— start Available data —

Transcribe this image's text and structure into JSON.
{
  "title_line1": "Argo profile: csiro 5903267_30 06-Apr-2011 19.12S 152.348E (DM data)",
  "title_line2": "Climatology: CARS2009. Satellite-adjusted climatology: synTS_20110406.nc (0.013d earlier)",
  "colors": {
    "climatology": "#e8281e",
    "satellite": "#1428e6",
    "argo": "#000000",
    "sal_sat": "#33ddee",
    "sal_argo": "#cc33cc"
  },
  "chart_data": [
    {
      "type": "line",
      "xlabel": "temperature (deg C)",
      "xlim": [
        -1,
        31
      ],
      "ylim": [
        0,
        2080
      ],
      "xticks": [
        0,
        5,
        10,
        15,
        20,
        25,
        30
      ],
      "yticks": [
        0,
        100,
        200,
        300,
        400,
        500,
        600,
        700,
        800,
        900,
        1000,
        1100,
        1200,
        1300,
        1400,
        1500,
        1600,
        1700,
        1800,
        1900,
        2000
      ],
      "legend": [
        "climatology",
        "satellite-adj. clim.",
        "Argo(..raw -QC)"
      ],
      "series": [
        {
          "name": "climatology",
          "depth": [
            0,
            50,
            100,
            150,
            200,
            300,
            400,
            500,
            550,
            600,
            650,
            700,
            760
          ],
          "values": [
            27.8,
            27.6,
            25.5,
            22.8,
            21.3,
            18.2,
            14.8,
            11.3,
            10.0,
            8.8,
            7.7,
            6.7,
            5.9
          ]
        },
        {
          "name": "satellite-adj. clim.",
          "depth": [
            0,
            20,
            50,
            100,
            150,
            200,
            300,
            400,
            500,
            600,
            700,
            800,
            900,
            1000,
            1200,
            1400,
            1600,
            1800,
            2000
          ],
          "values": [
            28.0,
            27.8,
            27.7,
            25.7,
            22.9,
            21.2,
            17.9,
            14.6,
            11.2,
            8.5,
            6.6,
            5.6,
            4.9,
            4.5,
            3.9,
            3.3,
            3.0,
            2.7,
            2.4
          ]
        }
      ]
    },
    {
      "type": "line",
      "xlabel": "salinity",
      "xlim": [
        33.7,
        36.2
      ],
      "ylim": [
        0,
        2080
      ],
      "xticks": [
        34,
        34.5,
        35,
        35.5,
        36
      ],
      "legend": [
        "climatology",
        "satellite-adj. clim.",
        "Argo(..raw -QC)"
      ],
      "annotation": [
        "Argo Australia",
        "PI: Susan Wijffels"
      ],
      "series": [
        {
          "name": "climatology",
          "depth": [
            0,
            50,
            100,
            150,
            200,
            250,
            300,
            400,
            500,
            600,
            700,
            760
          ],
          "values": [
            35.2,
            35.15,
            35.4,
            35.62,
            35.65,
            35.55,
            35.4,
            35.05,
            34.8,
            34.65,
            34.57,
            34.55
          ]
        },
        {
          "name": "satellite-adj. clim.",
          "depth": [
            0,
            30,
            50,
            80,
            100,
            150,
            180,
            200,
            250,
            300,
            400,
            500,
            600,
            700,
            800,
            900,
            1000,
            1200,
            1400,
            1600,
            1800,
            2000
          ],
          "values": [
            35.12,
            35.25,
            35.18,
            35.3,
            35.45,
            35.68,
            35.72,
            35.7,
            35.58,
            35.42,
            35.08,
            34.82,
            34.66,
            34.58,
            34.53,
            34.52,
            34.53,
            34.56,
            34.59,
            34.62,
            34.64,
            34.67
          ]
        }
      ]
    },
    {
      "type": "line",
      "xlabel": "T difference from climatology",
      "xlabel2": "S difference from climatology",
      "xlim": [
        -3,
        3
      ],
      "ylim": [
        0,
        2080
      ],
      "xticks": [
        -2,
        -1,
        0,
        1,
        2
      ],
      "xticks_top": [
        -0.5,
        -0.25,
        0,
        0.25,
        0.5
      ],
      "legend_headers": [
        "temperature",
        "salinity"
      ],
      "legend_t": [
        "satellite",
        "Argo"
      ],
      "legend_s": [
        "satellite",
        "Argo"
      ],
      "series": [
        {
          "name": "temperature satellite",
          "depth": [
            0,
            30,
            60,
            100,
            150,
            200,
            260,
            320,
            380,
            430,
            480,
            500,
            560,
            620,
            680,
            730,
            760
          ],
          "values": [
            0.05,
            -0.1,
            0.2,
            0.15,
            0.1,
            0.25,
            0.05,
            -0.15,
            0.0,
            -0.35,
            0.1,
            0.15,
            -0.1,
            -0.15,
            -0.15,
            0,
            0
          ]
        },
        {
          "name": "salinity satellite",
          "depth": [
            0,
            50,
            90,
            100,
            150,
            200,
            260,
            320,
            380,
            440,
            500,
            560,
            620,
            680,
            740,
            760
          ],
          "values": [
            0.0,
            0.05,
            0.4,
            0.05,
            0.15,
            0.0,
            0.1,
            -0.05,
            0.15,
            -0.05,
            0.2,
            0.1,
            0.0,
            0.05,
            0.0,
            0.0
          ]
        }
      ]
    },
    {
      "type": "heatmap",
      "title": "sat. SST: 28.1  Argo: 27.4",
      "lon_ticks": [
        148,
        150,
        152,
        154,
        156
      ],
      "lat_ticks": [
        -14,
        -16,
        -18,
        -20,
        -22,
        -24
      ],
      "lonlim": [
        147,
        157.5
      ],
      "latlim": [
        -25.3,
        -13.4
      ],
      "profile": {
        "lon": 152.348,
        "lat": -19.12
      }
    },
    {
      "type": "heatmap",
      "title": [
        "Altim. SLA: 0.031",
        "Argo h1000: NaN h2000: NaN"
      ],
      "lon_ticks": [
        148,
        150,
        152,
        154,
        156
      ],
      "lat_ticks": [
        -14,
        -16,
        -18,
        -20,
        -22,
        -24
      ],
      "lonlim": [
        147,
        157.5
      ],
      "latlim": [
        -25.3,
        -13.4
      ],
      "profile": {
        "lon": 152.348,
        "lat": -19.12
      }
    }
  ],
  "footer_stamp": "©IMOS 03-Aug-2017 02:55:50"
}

— end Available data —

[Description of the task]
Using the data above, return each line exactly as written.

[Correct result]
Transcribe this image's text and structure into JSON.
{
  "title_line1": "Argo profile: csiro 5903267_30 06-Apr-2011 19.12S 152.348E (DM data)",
  "title_line2": "Climatology: CARS2009. Satellite-adjusted climatology: synTS_20110406.nc (0.013d earlier)",
  "colors": {
    "climatology": "#e8281e",
    "satellite": "#1428e6",
    "argo": "#000000",
    "sal_sat": "#33ddee",
    "sal_argo": "#cc33cc"
  },
  "chart_data": [
    {
      "type": "line",
      "xlabel": "temperature (deg C)",
      "xlim": [
        -1,
        31
      ],
      "ylim": [
        0,
        2080
      ],
      "xticks": [
        0,
        5,
        10,
        15,
        20,
        25,
        30
      ],
      "yticks": [
        0,
        100,
        200,
        300,
        400,
        500,
        600,
        700,
        800,
        900,
        1000,
        1100,
        1200,
        1300,
        1400,
        1500,
        1600,
        1700,
        1800,
        1900,
        2000
      ],
      "legend": [
        "climatology",
        "satellite-adj. clim.",
        "Argo(..raw -QC)"
      ],
      "series": [
        {
          "name": "climatology",
          "depth": [
            0,
            50,
            100,
            150,
            200,
            300,
            400,
            500,
            550,
            600,
            650,
            700,
            760
          ],
          "values": [
            27.8,
            27.6,
            25.5,
            22.8,
            21.3,
            18.2,
            14.8,
            11.3,
            10.0,
            8.8,
            7.7,
            6.7,
            5.9
          ]
        },
        {
          "name": "satellite-adj. clim.",
          "depth": [
            0,
            20,
            50,
            100,
            150,
            200,
            300,
            400,
            500,
            600,
            700,
            800,
            900,
            1000,
            1200,
            1400,
            1600,
            1800,
            2000
          ],
          "values": [
            28.0,
            27.8,
            27.7,
            25.7,
            22.9,
            21.2,
            17.9,
            14.6,
            11.2,
            8.5,
            6.6,
            5.6,
            4.9,
            4.5,
            3.9,
            3.3,
            3.0,
            2.7,
            2.4
          ]
        }
      ]
    },
    {
      "type": "line",
      "xlabel": "salinity",
      "xlim": [
        33.7,
        36.2
      ],
      "ylim": [
        0,
        2080
      ],
      "xticks": [
        34,
        34.5,
        35,
        35.5,
        36
      ],
      "legend": [
        "climatology",
        "satellite-adj. clim.",
        "Argo(..raw -QC)"
      ],
      "annotation": [
        "Argo Australia",
        "PI: Susan Wijffels"
      ],
      "series": [
        {
          "name": "climatology",
          "depth": [
            0,
            50,
            100,
            150,
            200,
            250,
            300,
            400,
            500,
            600,
            700,
            760
          ],
          "values": [
            35.2,
            35.15,
            35.4,
            35.62,
            35.65,
            35.55,
            35.4,
            35.05,
            34.8,
            34.65,
            34.57,
            34.55
          ]
        },
        {
          "name": "satellite-adj. clim.",
          "depth": [
            0,
            30,
            50,
            80,
            100,
            150,
            180,
            200,
            250,
            300,
            400,
            500,
            600,
            700,
            800,
            900,
            1000,
            1200,
            1400,
            1600,
            1800,
            2000
          ],
          "values": [
            35.12,
            35.25,
            35.18,
            35.3,
            35.45,
            35.68,
            35.72,
            35.7,
            35.58,
            35.42,
            35.08,
            34.82,
            34.66,
            34.58,
            34.53,
            34.52,
            34.53,
            34.56,
            34.59,
            34.62,
            34.64,
            34.67
          ]
        }
      ]
    },
    {
      "type": "line",
      "xlabel": "T difference from climatology",
      "xlabel2": "S difference from climatology",
      "xlim": [
        -3,
        3
      ],
      "ylim": [
        0,
        2080
      ],
      "xticks": [
        -2,
        -1,
        0,
        1,
        2
      ],
      "xticks_top": [
        -0.5,
        -0.25,
        0,
        0.25,
        0.5
      ],
      "legend_headers": [
        "temperature",
        "salinity"
      ],
      "legend_t": [
        "satellite",
        "Argo"
      ],
      "legend_s": [
        "satellite",
        "Argo"
      ],
      "series": [
        {
          "name": "temperature satellite",
          "depth": [
            0,
            30,
            60,
            100,
            150,
            200,
            260,
            320,
            380,
            430,
            480,
            500,
            560,
            620,
            680,
            730,
            760
          ],
          "values": [
            0.05,
            -0.1,
            0.2,
            0.15,
            0.1,
            0.25,
            0.05,
            -0.15,
            0.0,
            -0.35,
            0.1,
            0.15,
            -0.1,
            -0.15,
            -0.15,
            0,
            0
          ]
        },
        {
          "name": "salinity satellite",
          "depth": [
            0,
            50,
            90,
            100,
            150,
            200,
            260,
            320,
            380,
            440,
            500,
            560,
            620,
            680,
            740,
            760
          ],
          "values": [
            0.0,
            0.05,
            0.4,
            0.05,
            0.15,
            0.0,
            0.1,
            -0.05,
            0.15,
            -0.05,
            0.2,
            0.1,
            0.0,
            0.05,
            0.0,
            0.0
          ]
        }
      ]
    },
    {
      "type": "heatmap",
      "title": "sat. SST: 28.1  Argo: 27.4",
      "lon_ticks": [
        148,
        150,
        152,
        154,
        156
      ],
      "lat_ticks": [
        -14,
        -16,
        -18,
        -20,
        -22,
        -24
      ],
      "lonlim": [
        147,
        157.5
      ],
      "latlim": [
        -25.3,
        -13.4
      ],
      "profile": {
        "lon": 152.348,
        "lat": -19.12
      }
    },
    {
      "type": "heatmap",
      "title": [
        "Altim. SLA: 0.031",
        "Argo h1000: NaN h2000: NaN"
      ],
      "lon_ticks": [
        148,
        150,
        152,
        154,
        156
      ],
      "lat_ticks": [
        -14,
        -16,
        -18,
        -20,
        -22,
        -24
      ],
      "lonlim": [
        147,
        157.5
      ],
      "latlim": [
        -25.3,
        -13.4
      ],
      "profile": {
        "lon": 152.348,
        "lat": -19.12
      }
    }
  ],
  "footer_stamp": "©IMOS 03-Aug-2017 02:55:50"
}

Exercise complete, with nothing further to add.